Exercise goal:
Reproduce each of the lines word for word.

Dataset:
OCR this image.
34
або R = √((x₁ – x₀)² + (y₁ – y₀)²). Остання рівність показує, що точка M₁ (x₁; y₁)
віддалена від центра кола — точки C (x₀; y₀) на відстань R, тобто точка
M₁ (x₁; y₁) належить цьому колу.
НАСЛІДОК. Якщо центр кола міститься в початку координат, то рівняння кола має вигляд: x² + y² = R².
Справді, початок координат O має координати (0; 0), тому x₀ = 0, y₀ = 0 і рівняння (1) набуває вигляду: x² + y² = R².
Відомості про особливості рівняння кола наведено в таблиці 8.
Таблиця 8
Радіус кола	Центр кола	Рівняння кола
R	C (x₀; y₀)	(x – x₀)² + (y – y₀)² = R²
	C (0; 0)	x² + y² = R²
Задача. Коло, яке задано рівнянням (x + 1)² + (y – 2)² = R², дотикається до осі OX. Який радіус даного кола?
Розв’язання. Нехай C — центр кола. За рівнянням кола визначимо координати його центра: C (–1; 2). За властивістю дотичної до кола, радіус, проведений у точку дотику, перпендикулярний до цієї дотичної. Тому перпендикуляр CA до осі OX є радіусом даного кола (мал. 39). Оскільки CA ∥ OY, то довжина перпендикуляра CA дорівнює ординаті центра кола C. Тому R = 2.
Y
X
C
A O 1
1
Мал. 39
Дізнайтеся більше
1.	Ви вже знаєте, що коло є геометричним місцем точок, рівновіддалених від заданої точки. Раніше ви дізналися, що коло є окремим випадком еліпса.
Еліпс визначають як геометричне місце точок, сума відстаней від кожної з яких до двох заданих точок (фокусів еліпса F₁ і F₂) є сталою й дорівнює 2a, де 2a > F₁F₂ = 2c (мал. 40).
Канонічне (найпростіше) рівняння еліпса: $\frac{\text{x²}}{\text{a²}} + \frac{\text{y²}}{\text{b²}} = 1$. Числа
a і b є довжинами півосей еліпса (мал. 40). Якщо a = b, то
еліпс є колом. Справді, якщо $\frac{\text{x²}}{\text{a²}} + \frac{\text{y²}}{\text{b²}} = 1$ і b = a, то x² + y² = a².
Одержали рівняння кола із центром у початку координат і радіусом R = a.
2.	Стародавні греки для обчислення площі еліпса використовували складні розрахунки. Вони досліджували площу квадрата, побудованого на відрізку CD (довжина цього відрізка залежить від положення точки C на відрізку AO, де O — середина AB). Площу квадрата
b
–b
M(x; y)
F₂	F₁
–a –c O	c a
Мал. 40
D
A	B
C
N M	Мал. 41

Full solution:
OCR this image.
34
або R = √((x₁ – x₀)² + (y₁ – y₀)²). Остання рівність показує, що точка M₁ (x₁; y₁)
віддалена від центра кола — точки C (x₀; y₀) на відстань R, тобто точка
M₁ (x₁; y₁) належить цьому колу.
НАСЛІДОК. Якщо центр кола міститься в початку координат, то рівняння кола має вигляд: x² + y² = R².
Справді, початок координат O має координати (0; 0), тому x₀ = 0, y₀ = 0 і рівняння (1) набуває вигляду: x² + y² = R².
Відомості про особливості рівняння кола наведено в таблиці 8.
Таблиця 8
Радіус кола	Центр кола	Рівняння кола
R	C (x₀; y₀)	(x – x₀)² + (y – y₀)² = R²
	C (0; 0)	x² + y² = R²
Задача. Коло, яке задано рівнянням (x + 1)² + (y – 2)² = R², дотикається до осі OX. Який радіус даного кола?
Розв’язання. Нехай C — центр кола. За рівнянням кола визначимо координати його центра: C (–1; 2). За властивістю дотичної до кола, радіус, проведений у точку дотику, перпендикулярний до цієї дотичної. Тому перпендикуляр CA до осі OX є радіусом даного кола (мал. 39). Оскільки CA ∥ OY, то довжина перпендикуляра CA дорівнює ординаті центра кола C. Тому R = 2.
Y
X
C
A O 1
1
Мал. 39
Дізнайтеся більше
1.	Ви вже знаєте, що коло є геометричним місцем точок, рівновіддалених від заданої точки. Раніше ви дізналися, що коло є окремим випадком еліпса.
Еліпс визначають як геометричне місце точок, сума відстаней від кожної з яких до двох заданих точок (фокусів еліпса F₁ і F₂) є сталою й дорівнює 2a, де 2a > F₁F₂ = 2c (мал. 40).
Канонічне (найпростіше) рівняння еліпса: $\frac{\text{x²}}{\text{a²}} + \frac{\text{y²}}{\text{b²}} = 1$. Числа
a і b є довжинами півосей еліпса (мал. 40). Якщо a = b, то
еліпс є колом. Справді, якщо $\frac{\text{x²}}{\text{a²}} + \frac{\text{y²}}{\text{b²}} = 1$ і b = a, то x² + y² = a².
Одержали рівняння кола із центром у початку координат і радіусом R = a.
2.	Стародавні греки для обчислення площі еліпса використовували складні розрахунки. Вони досліджували площу квадрата, побудованого на відрізку CD (довжина цього відрізка залежить від положення точки C на відрізку AO, де O — середина AB). Площу квадрата
b
–b
M(x; y)
F₂	F₁
–a –c O	c a
Мал. 40
D
A	B
C
N M	Мал. 41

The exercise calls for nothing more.